YOUR TASK
Count the lines below that include the word "location" and write that number alone.

(Stored data)
*****

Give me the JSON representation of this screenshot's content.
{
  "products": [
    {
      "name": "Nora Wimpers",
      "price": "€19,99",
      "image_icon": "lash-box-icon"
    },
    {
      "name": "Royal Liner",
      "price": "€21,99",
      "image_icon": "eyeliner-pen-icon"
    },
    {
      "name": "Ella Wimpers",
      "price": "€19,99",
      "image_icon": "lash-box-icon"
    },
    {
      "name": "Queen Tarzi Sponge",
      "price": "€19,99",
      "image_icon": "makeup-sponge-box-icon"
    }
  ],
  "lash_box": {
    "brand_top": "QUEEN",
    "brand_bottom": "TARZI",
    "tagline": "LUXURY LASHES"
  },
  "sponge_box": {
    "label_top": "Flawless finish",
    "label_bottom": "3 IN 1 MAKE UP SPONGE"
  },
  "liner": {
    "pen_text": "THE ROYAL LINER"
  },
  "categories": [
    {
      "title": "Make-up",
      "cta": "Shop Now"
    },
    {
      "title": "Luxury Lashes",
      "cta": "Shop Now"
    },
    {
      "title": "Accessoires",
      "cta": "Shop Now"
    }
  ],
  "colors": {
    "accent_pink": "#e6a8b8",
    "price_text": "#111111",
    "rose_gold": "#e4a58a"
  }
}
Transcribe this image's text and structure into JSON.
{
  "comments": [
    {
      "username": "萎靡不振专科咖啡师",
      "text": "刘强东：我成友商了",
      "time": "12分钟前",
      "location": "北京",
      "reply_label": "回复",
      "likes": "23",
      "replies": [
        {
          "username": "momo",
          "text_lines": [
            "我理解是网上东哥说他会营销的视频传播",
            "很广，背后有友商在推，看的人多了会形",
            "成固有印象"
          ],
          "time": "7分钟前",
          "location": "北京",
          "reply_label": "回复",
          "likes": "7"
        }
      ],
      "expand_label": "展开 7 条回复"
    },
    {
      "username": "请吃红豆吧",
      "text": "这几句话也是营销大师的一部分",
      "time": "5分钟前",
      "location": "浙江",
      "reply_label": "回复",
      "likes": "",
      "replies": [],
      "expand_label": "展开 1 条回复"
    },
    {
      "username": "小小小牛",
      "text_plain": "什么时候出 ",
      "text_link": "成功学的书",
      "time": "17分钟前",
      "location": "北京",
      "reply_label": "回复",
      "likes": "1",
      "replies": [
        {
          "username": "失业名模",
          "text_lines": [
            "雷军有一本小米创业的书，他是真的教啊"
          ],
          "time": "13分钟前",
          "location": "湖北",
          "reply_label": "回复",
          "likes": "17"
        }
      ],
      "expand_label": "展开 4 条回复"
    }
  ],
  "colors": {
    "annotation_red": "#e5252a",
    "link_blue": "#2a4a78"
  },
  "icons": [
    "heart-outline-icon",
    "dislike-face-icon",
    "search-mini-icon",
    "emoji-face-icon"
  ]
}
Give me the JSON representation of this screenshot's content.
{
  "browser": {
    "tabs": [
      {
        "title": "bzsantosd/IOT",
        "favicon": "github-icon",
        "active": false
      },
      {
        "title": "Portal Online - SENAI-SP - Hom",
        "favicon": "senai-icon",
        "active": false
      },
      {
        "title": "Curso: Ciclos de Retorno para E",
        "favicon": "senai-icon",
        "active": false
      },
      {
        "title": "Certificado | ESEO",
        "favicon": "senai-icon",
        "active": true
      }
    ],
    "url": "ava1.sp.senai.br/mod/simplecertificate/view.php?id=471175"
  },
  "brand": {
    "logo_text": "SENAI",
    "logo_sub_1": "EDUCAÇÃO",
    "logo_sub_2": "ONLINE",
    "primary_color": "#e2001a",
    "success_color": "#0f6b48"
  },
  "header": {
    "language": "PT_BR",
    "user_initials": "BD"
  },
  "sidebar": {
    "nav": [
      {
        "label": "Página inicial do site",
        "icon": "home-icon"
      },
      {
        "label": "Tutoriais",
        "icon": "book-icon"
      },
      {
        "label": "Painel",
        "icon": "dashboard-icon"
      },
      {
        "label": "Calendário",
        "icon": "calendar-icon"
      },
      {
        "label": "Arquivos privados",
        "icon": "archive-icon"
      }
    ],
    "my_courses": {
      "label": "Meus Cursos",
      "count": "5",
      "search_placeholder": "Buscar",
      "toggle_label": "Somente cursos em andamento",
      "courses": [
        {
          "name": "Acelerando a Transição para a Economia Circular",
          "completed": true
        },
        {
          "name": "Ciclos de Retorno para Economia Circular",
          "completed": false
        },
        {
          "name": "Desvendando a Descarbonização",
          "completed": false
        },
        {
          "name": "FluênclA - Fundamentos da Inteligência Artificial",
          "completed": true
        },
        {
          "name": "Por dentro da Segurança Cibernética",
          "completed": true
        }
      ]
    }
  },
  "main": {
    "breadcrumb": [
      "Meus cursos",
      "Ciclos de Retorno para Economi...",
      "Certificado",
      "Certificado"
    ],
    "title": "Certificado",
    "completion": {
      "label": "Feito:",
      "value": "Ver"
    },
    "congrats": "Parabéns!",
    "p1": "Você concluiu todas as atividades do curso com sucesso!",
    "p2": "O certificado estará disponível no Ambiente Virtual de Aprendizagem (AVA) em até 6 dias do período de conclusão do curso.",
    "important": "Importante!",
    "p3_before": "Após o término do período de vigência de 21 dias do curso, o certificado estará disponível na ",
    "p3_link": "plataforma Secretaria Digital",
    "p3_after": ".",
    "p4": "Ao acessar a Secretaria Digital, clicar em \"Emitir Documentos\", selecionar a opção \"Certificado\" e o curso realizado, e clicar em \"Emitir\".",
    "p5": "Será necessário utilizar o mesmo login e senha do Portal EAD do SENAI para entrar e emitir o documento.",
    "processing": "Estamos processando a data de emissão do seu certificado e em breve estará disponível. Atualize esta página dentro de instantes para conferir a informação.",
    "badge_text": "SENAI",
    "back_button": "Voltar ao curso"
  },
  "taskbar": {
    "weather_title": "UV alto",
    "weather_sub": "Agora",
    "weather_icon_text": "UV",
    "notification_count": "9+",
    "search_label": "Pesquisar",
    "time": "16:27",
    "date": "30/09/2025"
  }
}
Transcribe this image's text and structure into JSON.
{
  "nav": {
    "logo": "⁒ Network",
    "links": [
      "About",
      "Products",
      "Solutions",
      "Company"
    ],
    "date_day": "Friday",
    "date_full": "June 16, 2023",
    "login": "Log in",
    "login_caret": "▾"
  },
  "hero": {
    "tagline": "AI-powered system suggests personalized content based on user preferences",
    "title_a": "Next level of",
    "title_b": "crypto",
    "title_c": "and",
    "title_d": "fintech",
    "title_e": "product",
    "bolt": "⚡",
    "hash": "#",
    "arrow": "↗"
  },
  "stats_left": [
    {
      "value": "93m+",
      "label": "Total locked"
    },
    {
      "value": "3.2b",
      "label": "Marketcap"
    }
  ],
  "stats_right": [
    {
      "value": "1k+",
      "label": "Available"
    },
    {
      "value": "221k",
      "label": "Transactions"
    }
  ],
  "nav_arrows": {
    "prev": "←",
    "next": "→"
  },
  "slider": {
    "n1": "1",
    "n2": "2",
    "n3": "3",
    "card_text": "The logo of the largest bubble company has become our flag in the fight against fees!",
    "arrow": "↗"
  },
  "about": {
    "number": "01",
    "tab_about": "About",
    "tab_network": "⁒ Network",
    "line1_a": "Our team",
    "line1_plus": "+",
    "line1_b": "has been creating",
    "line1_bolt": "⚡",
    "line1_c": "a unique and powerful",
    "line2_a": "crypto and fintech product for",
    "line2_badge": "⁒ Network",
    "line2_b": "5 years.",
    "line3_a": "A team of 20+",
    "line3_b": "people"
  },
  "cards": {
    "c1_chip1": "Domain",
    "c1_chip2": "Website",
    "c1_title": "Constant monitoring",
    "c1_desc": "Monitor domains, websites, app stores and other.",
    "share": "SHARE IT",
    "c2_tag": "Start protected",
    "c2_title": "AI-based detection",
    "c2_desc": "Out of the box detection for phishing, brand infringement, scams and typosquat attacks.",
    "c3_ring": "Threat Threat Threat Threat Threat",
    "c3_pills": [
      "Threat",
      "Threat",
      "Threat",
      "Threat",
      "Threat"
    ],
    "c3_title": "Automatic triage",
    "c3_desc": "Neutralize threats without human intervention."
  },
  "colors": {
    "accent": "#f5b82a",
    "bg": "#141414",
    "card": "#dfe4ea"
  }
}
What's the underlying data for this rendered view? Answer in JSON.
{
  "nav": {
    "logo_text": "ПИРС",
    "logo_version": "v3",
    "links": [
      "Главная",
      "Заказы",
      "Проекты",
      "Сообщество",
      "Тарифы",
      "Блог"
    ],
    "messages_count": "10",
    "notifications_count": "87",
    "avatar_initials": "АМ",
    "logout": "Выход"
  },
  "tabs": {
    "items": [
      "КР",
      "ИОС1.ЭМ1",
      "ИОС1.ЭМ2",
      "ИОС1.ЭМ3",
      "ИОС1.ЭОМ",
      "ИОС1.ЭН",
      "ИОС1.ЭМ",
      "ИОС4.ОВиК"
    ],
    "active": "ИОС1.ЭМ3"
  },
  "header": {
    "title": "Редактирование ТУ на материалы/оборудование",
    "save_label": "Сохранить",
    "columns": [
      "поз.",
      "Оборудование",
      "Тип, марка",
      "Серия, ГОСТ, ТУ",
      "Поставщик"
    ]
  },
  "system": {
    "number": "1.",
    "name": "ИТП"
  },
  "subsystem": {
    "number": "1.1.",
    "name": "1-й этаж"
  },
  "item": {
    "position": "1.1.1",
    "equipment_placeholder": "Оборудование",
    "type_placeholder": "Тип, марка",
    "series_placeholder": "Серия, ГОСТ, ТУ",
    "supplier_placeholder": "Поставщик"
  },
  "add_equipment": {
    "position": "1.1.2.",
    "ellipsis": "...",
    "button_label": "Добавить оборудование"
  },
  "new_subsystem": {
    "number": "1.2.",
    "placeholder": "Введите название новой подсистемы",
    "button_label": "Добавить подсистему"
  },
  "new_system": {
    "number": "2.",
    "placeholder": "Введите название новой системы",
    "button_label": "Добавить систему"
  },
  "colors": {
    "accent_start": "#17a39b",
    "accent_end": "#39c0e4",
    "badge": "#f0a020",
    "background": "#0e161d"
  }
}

*****

TASK SOLUTION
5